Find every line in the records below that holds the word "Settings", and copy each one.
'''
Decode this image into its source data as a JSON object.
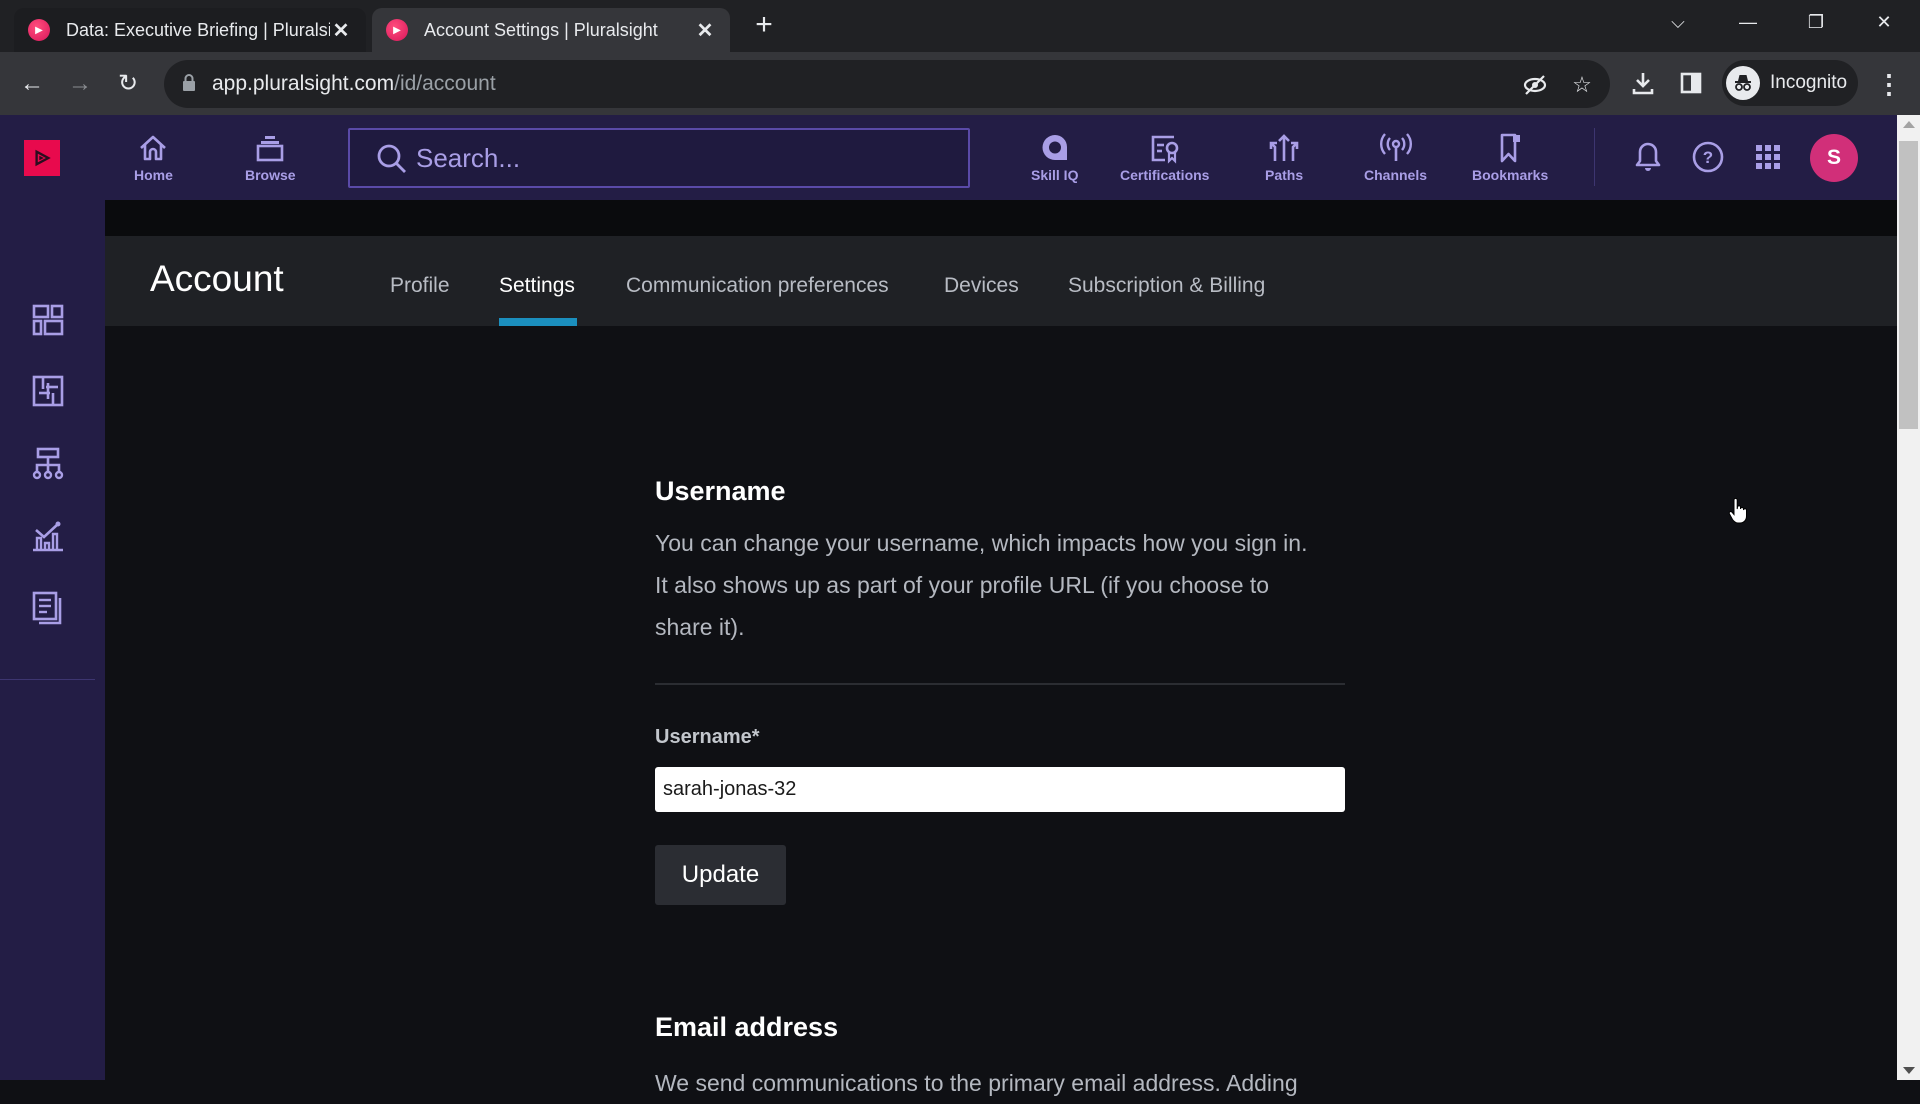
{
  "browser": {
    "tabs": [
      {
        "title": "Data: Executive Briefing | Pluralsight",
        "active": false
      },
      {
        "title": "Account Settings | Pluralsight",
        "active": true
      }
    ],
    "new_tab_label": "+",
    "address": {
      "host": "app.pluralsight.com",
      "path": "/id/account"
    },
    "profile_label": "Incognito"
  },
  "header": {
    "nav": [
      {
        "label": "Home",
        "icon": "home-icon"
      },
      {
        "label": "Browse",
        "icon": "browse-icon"
      },
      {
        "label": "Skill IQ",
        "icon": "skill-iq-icon"
      },
      {
        "label": "Certifications",
        "icon": "certifications-icon"
      },
      {
        "label": "Paths",
        "icon": "paths-icon"
      },
      {
        "label": "Channels",
        "icon": "channels-icon"
      },
      {
        "label": "Bookmarks",
        "icon": "bookmarks-icon"
      }
    ],
    "search_placeholder": "Search...",
    "user_initial": "S"
  },
  "sidebar": {
    "icons": [
      "dashboard-icon",
      "skills-board-icon",
      "org-hierarchy-icon",
      "analytics-icon",
      "reports-icon"
    ]
  },
  "account": {
    "title": "Account",
    "tabs": [
      {
        "label": "Profile",
        "active": false
      },
      {
        "label": "Settings",
        "active": true
      },
      {
        "label": "Communication preferences",
        "active": false
      },
      {
        "label": "Devices",
        "active": false
      },
      {
        "label": "Subscription & Billing",
        "active": false
      }
    ]
  },
  "username_section": {
    "heading": "Username",
    "description": [
      "You can change your username, which impacts how you sign in.",
      "It also shows up as part of your profile URL (if you choose to",
      "share it)."
    ],
    "field_label": "Username*",
    "field_value": "sarah-jonas-32",
    "button_label": "Update"
  },
  "email_section": {
    "heading": "Email address",
    "description_partial": "We send communications to the primary email address. Adding"
  },
  "colors": {
    "brand": "#e80a4d",
    "header_bg": "#231d45",
    "nav_text": "#a99ee6",
    "active_tab_indicator": "#1b8fbe",
    "avatar": "#d12f79"
  }
}
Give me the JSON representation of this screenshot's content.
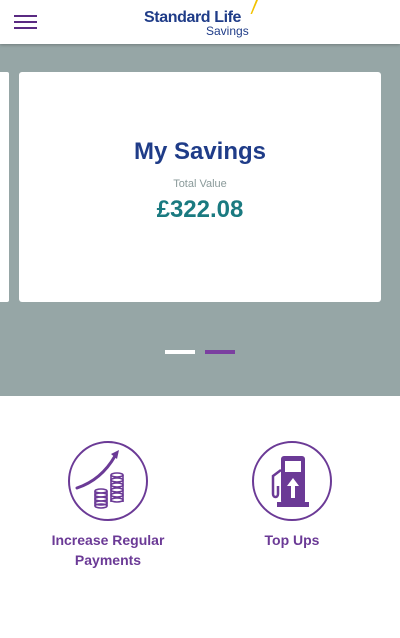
{
  "header": {
    "logo_main": "Standard Life",
    "logo_sub": "Savings"
  },
  "card": {
    "title": "My Savings",
    "label": "Total Value",
    "value": "£322.08"
  },
  "carousel": {
    "active_index": 2,
    "total": 2
  },
  "actions": [
    {
      "label": "Increase Regular Payments",
      "icon": "coins-growth-icon"
    },
    {
      "label": "Top Ups",
      "icon": "fuel-pump-icon"
    }
  ],
  "colors": {
    "brand_blue": "#1f3c88",
    "purple": "#6b3a96",
    "teal": "#1a7a80",
    "carousel_bg": "#96a6a6"
  }
}
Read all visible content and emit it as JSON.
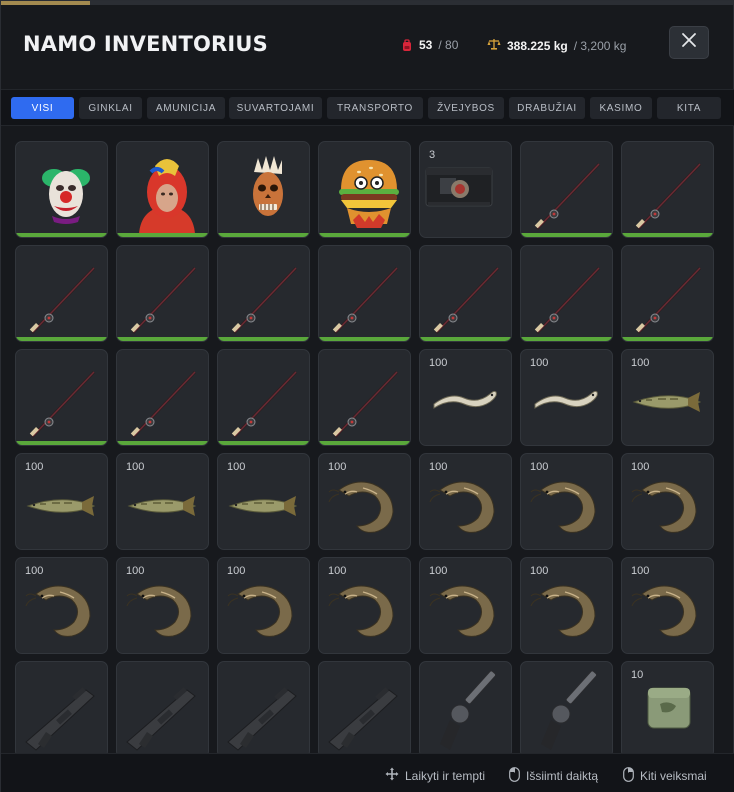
{
  "title": "NAMO INVENTORIUS",
  "slots": {
    "value": "53",
    "max": "/ 80",
    "icon": "backpack-icon",
    "color": "#d8263a"
  },
  "weight": {
    "value": "388.225 kg",
    "max": "/ 3,200 kg",
    "icon": "scale-icon",
    "fraction": 0.121
  },
  "close_icon": "close-icon",
  "tabs": [
    {
      "label": "VISI",
      "active": true
    },
    {
      "label": "GINKLAI"
    },
    {
      "label": "AMUNICIJA"
    },
    {
      "label": "SUVARTOJAMI"
    },
    {
      "label": "TRANSPORTO"
    },
    {
      "label": "ŽVEJYBOS"
    },
    {
      "label": "DRABUŽIAI"
    },
    {
      "label": "KASIMO"
    },
    {
      "label": "KITA"
    }
  ],
  "items": [
    {
      "type": "clown-mask",
      "count": "",
      "bar": true
    },
    {
      "type": "parrot-costume",
      "count": "",
      "bar": true
    },
    {
      "type": "skull-mask",
      "count": "",
      "bar": true
    },
    {
      "type": "burger-mask",
      "count": "",
      "bar": true
    },
    {
      "type": "weapon-case",
      "count": "3",
      "bar": false
    },
    {
      "type": "fishing-rod",
      "count": "",
      "bar": true
    },
    {
      "type": "fishing-rod",
      "count": "",
      "bar": true
    },
    {
      "type": "fishing-rod",
      "count": "",
      "bar": true
    },
    {
      "type": "fishing-rod",
      "count": "",
      "bar": true
    },
    {
      "type": "fishing-rod",
      "count": "",
      "bar": true
    },
    {
      "type": "fishing-rod",
      "count": "",
      "bar": true
    },
    {
      "type": "fishing-rod",
      "count": "",
      "bar": true
    },
    {
      "type": "fishing-rod",
      "count": "",
      "bar": true
    },
    {
      "type": "fishing-rod",
      "count": "",
      "bar": true
    },
    {
      "type": "fishing-rod",
      "count": "",
      "bar": true
    },
    {
      "type": "fishing-rod",
      "count": "",
      "bar": true
    },
    {
      "type": "fishing-rod",
      "count": "",
      "bar": true
    },
    {
      "type": "fishing-rod",
      "count": "",
      "bar": true
    },
    {
      "type": "eel",
      "count": "100",
      "bar": false
    },
    {
      "type": "eel",
      "count": "100",
      "bar": false
    },
    {
      "type": "pike",
      "count": "100",
      "bar": false
    },
    {
      "type": "pike",
      "count": "100",
      "bar": false
    },
    {
      "type": "pike",
      "count": "100",
      "bar": false
    },
    {
      "type": "pike",
      "count": "100",
      "bar": false
    },
    {
      "type": "catfish",
      "count": "100",
      "bar": false
    },
    {
      "type": "catfish",
      "count": "100",
      "bar": false
    },
    {
      "type": "catfish",
      "count": "100",
      "bar": false
    },
    {
      "type": "catfish",
      "count": "100",
      "bar": false
    },
    {
      "type": "catfish",
      "count": "100",
      "bar": false
    },
    {
      "type": "catfish",
      "count": "100",
      "bar": false
    },
    {
      "type": "catfish",
      "count": "100",
      "bar": false
    },
    {
      "type": "catfish",
      "count": "100",
      "bar": false
    },
    {
      "type": "catfish",
      "count": "100",
      "bar": false
    },
    {
      "type": "catfish",
      "count": "100",
      "bar": false
    },
    {
      "type": "catfish",
      "count": "100",
      "bar": false
    },
    {
      "type": "assault-rifle",
      "count": "",
      "bar": true
    },
    {
      "type": "assault-rifle",
      "count": "",
      "bar": true
    },
    {
      "type": "assault-rifle",
      "count": "",
      "bar": true
    },
    {
      "type": "assault-rifle",
      "count": "",
      "bar": true
    },
    {
      "type": "revolver",
      "count": "",
      "bar": true
    },
    {
      "type": "revolver",
      "count": "",
      "bar": true
    },
    {
      "type": "pouch",
      "count": "10",
      "bar": false
    }
  ],
  "footer": {
    "drag": {
      "label": "Laikyti ir tempti",
      "icon": "move-icon"
    },
    "take": {
      "label": "Išsiimti daiktą",
      "icon": "mouse-left-icon"
    },
    "more": {
      "label": "Kiti veiksmai",
      "icon": "mouse-right-icon"
    }
  },
  "colors": {
    "accent": "#2f6bf0",
    "durability": "#5aa83b",
    "capacity": "#a38a4f"
  }
}
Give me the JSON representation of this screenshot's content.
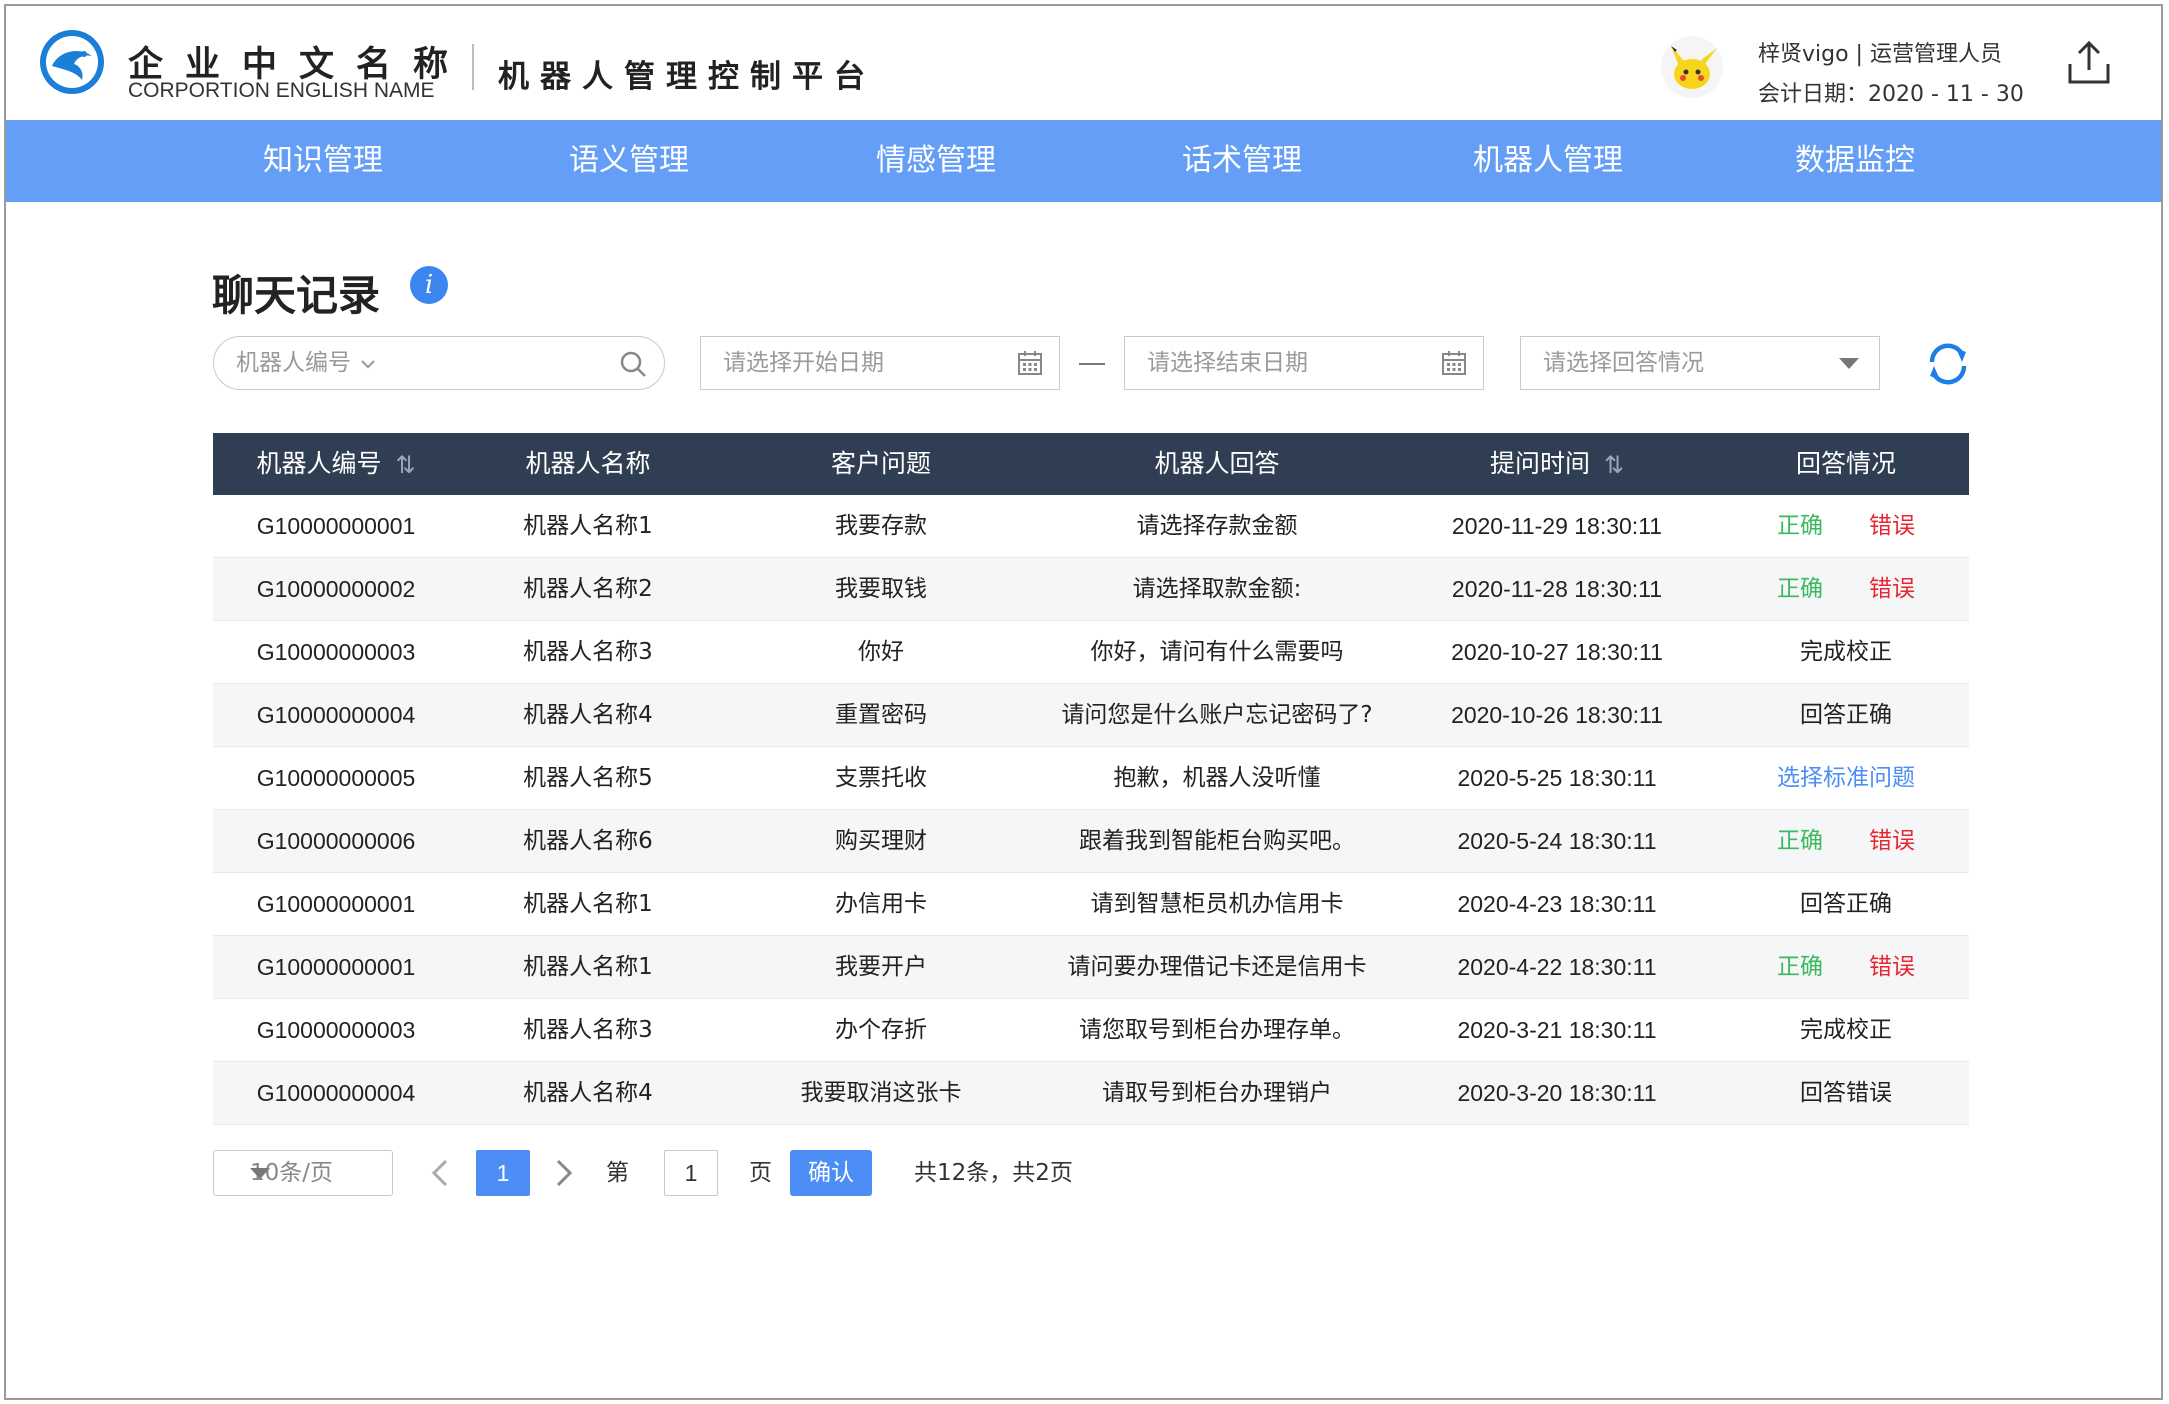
{
  "header": {
    "company_cn": "企业中文名称",
    "company_en": "CORPORTION ENGLISH NAME",
    "platform": "机器人管理控制平台",
    "user": "梓贤vigo | 运营管理人员",
    "date": "会计日期：2020 - 11 - 30"
  },
  "nav": {
    "items": [
      "知识管理",
      "语义管理",
      "情感管理",
      "话术管理",
      "机器人管理",
      "数据监控"
    ]
  },
  "page": {
    "title": "聊天记录",
    "info_glyph": "i"
  },
  "filters": {
    "robot_placeholder": "机器人编号",
    "start_placeholder": "请选择开始日期",
    "end_placeholder": "请选择结束日期",
    "answer_placeholder": "请选择回答情况"
  },
  "table": {
    "headers": [
      "机器人编号",
      "机器人名称",
      "客户问题",
      "机器人回答",
      "提问时间",
      "回答情况"
    ],
    "sort_glyph": "⇅",
    "rows": [
      {
        "id": "G10000000001",
        "name": "机器人名称1",
        "question": "我要存款",
        "answer": "请选择存款金额",
        "time": "2020-11-29 18:30:11",
        "status_type": "pair",
        "ok": "正确",
        "err": "错误"
      },
      {
        "id": "G10000000002",
        "name": "机器人名称2",
        "question": "我要取钱",
        "answer": "请选择取款金额:",
        "time": "2020-11-28 18:30:11",
        "status_type": "pair",
        "ok": "正确",
        "err": "错误"
      },
      {
        "id": "G10000000003",
        "name": "机器人名称3",
        "question": "你好",
        "answer": "你好，请问有什么需要吗",
        "time": "2020-10-27 18:30:11",
        "status_type": "text",
        "status": "完成校正"
      },
      {
        "id": "G10000000004",
        "name": "机器人名称4",
        "question": "重置密码",
        "answer": "请问您是什么账户忘记密码了?",
        "time": "2020-10-26 18:30:11",
        "status_type": "text",
        "status": "回答正确"
      },
      {
        "id": "G10000000005",
        "name": "机器人名称5",
        "question": "支票托收",
        "answer": "抱歉，机器人没听懂",
        "time": "2020-5-25 18:30:11",
        "status_type": "link",
        "status": "选择标准问题"
      },
      {
        "id": "G10000000006",
        "name": "机器人名称6",
        "question": "购买理财",
        "answer": "跟着我到智能柜台购买吧。",
        "time": "2020-5-24 18:30:11",
        "status_type": "pair",
        "ok": "正确",
        "err": "错误"
      },
      {
        "id": "G10000000001",
        "name": "机器人名称1",
        "question": "办信用卡",
        "answer": "请到智慧柜员机办信用卡",
        "time": "2020-4-23 18:30:11",
        "status_type": "text",
        "status": "回答正确"
      },
      {
        "id": "G10000000001",
        "name": "机器人名称1",
        "question": "我要开户",
        "answer": "请问要办理借记卡还是信用卡",
        "time": "2020-4-22 18:30:11",
        "status_type": "pair",
        "ok": "正确",
        "err": "错误"
      },
      {
        "id": "G10000000003",
        "name": "机器人名称3",
        "question": "办个存折",
        "answer": "请您取号到柜台办理存单。",
        "time": "2020-3-21 18:30:11",
        "status_type": "text",
        "status": "完成校正"
      },
      {
        "id": "G10000000004",
        "name": "机器人名称4",
        "question": "我要取消这张卡",
        "answer": "请取号到柜台办理销户",
        "time": "2020-3-20 18:30:11",
        "status_type": "text",
        "status": "回答错误"
      }
    ]
  },
  "pagination": {
    "page_size": "10条/页",
    "current": "1",
    "di": "第",
    "page_input": "1",
    "ye": "页",
    "confirm": "确认",
    "summary": "共12条，共2页"
  }
}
'''
• _ANSWER TO THE TASK_
        "title": "Account Settings | Pluralsight",
        "label": "Settings",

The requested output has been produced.